_STATED EXERCISE_: Restate the data exactly as given and keep the pictures out.

_Stored records_:
Begin
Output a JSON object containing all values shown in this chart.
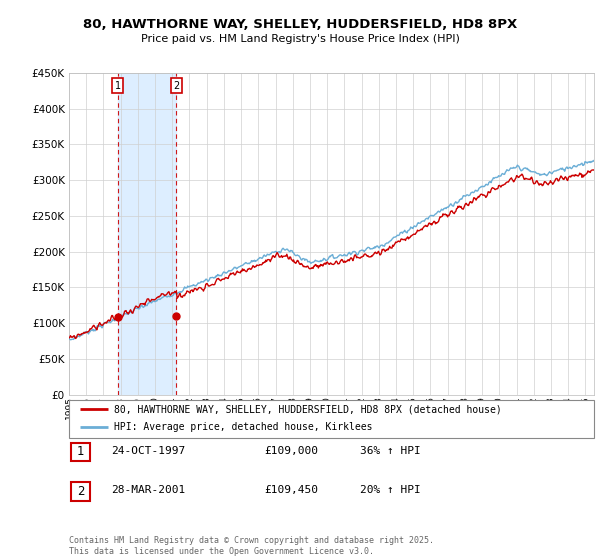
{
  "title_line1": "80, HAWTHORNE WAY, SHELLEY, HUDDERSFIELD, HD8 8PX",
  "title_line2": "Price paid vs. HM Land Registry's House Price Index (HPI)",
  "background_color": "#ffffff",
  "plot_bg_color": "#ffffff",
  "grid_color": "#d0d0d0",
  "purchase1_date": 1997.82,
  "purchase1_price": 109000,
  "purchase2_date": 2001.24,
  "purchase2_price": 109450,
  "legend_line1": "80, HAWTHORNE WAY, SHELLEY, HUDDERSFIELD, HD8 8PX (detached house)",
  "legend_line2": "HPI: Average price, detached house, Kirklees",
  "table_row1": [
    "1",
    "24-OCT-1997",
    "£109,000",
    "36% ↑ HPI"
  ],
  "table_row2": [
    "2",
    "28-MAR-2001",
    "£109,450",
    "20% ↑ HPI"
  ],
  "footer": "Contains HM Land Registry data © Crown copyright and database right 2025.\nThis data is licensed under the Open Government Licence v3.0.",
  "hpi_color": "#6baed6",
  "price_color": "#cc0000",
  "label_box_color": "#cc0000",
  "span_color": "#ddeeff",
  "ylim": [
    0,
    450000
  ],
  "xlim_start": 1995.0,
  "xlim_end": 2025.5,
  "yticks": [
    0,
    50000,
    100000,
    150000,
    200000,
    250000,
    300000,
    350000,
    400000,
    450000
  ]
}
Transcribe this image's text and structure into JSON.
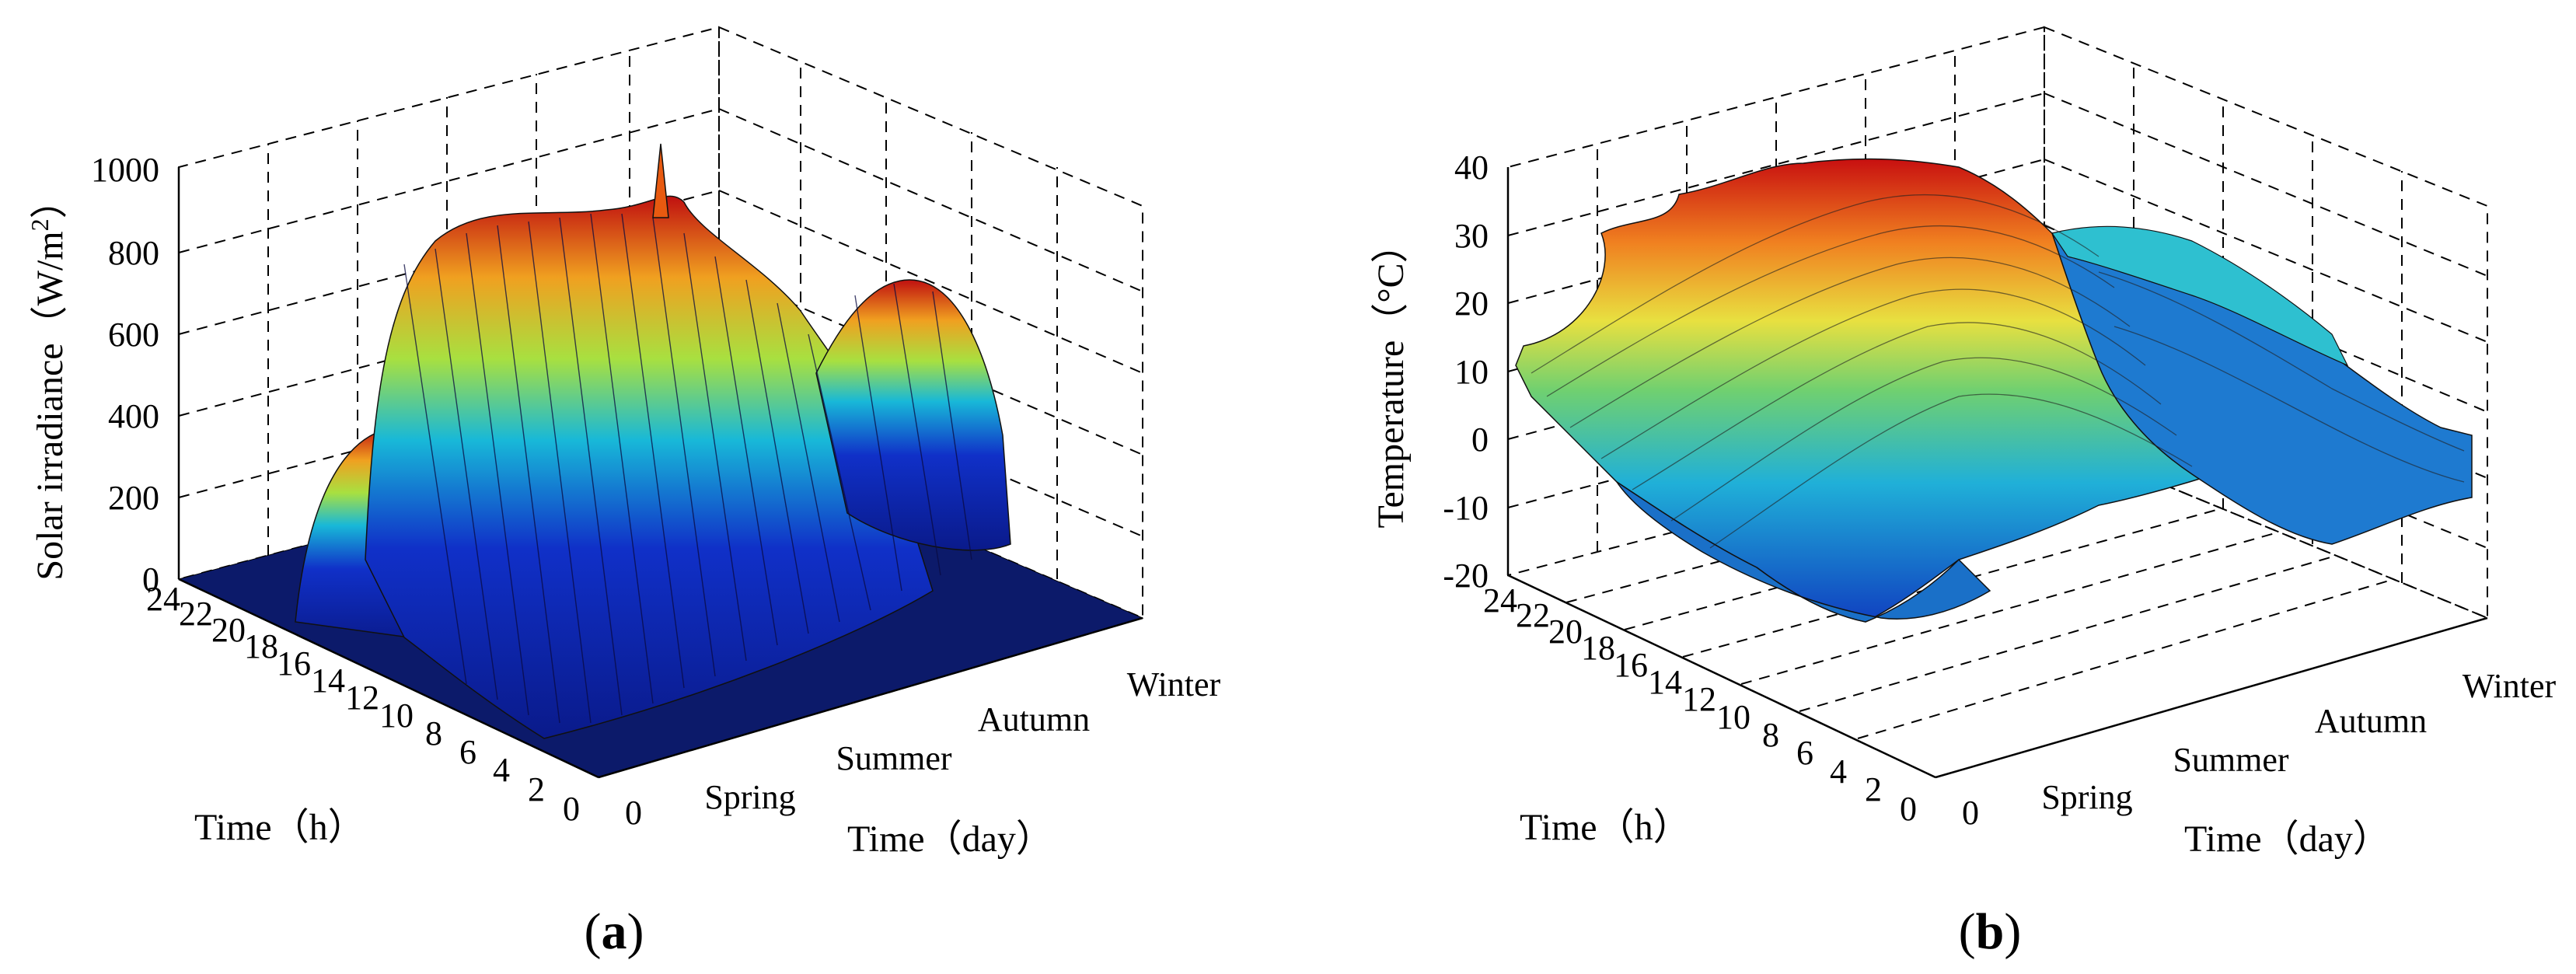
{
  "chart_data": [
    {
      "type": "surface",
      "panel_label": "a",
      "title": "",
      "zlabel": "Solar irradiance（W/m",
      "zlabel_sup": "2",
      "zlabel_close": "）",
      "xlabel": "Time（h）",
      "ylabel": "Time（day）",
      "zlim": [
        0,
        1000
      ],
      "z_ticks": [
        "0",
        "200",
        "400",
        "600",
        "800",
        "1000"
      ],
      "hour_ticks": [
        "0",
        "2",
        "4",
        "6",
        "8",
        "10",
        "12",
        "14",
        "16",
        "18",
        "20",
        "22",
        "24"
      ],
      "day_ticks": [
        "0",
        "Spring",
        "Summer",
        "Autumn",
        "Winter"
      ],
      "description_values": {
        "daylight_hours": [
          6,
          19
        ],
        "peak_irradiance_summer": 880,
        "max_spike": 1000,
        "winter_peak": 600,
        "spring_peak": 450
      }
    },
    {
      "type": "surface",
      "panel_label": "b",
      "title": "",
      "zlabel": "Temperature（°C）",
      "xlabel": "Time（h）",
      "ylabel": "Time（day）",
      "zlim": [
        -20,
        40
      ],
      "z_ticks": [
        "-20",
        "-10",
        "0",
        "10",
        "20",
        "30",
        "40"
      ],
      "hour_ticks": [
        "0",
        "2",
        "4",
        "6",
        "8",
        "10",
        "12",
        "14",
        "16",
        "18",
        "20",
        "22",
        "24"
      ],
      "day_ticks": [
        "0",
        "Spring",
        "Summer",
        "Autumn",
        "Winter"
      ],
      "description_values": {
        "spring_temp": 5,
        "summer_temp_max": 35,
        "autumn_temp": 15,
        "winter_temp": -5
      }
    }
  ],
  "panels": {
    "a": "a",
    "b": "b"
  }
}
End
_EXPECTED ANSWER_:
Output a JSON object containing all values shown in this chart.
{
  "title_line1": "80, HAWTHORNE WAY, SHELLEY, HUDDERSFIELD, HD8 8PX",
  "title_line2": "Price paid vs. HM Land Registry's House Price Index (HPI)",
  "background_color": "#ffffff",
  "plot_bg_color": "#ffffff",
  "grid_color": "#d0d0d0",
  "purchase1_date": 1997.82,
  "purchase1_price": 109000,
  "purchase2_date": 2001.24,
  "purchase2_price": 109450,
  "legend_line1": "80, HAWTHORNE WAY, SHELLEY, HUDDERSFIELD, HD8 8PX (detached house)",
  "legend_line2": "HPI: Average price, detached house, Kirklees",
  "table_row1": [
    "1",
    "24-OCT-1997",
    "£109,000",
    "36% ↑ HPI"
  ],
  "table_row2": [
    "2",
    "28-MAR-2001",
    "£109,450",
    "20% ↑ HPI"
  ],
  "footer": "Contains HM Land Registry data © Crown copyright and database right 2025.\nThis data is licensed under the Open Government Licence v3.0.",
  "hpi_color": "#6baed6",
  "price_color": "#cc0000",
  "label_box_color": "#cc0000",
  "span_color": "#ddeeff",
  "ylim": [
    0,
    450000
  ],
  "xlim_start": 1995.0,
  "xlim_end": 2025.5,
  "yticks": [
    0,
    50000,
    100000,
    150000,
    200000,
    250000,
    300000,
    350000,
    400000,
    450000
  ]
}
Transcribe this image's text and structure into JSON.
{
  "chart_data": [
    {
      "type": "surface",
      "panel_label": "a",
      "title": "",
      "zlabel": "Solar irradiance（W/m",
      "zlabel_sup": "2",
      "zlabel_close": "）",
      "xlabel": "Time（h）",
      "ylabel": "Time（day）",
      "zlim": [
        0,
        1000
      ],
      "z_ticks": [
        "0",
        "200",
        "400",
        "600",
        "800",
        "1000"
      ],
      "hour_ticks": [
        "0",
        "2",
        "4",
        "6",
        "8",
        "10",
        "12",
        "14",
        "16",
        "18",
        "20",
        "22",
        "24"
      ],
      "day_ticks": [
        "0",
        "Spring",
        "Summer",
        "Autumn",
        "Winter"
      ],
      "description_values": {
        "daylight_hours": [
          6,
          19
        ],
        "peak_irradiance_summer": 880,
        "max_spike": 1000,
        "winter_peak": 600,
        "spring_peak": 450
      }
    },
    {
      "type": "surface",
      "panel_label": "b",
      "title": "",
      "zlabel": "Temperature（°C）",
      "xlabel": "Time（h）",
      "ylabel": "Time（day）",
      "zlim": [
        -20,
        40
      ],
      "z_ticks": [
        "-20",
        "-10",
        "0",
        "10",
        "20",
        "30",
        "40"
      ],
      "hour_ticks": [
        "0",
        "2",
        "4",
        "6",
        "8",
        "10",
        "12",
        "14",
        "16",
        "18",
        "20",
        "22",
        "24"
      ],
      "day_ticks": [
        "0",
        "Spring",
        "Summer",
        "Autumn",
        "Winter"
      ],
      "description_values": {
        "spring_temp": 5,
        "summer_temp_max": 35,
        "autumn_temp": 15,
        "winter_temp": -5
      }
    }
  ],
  "panels": {
    "a": "a",
    "b": "b"
  }
}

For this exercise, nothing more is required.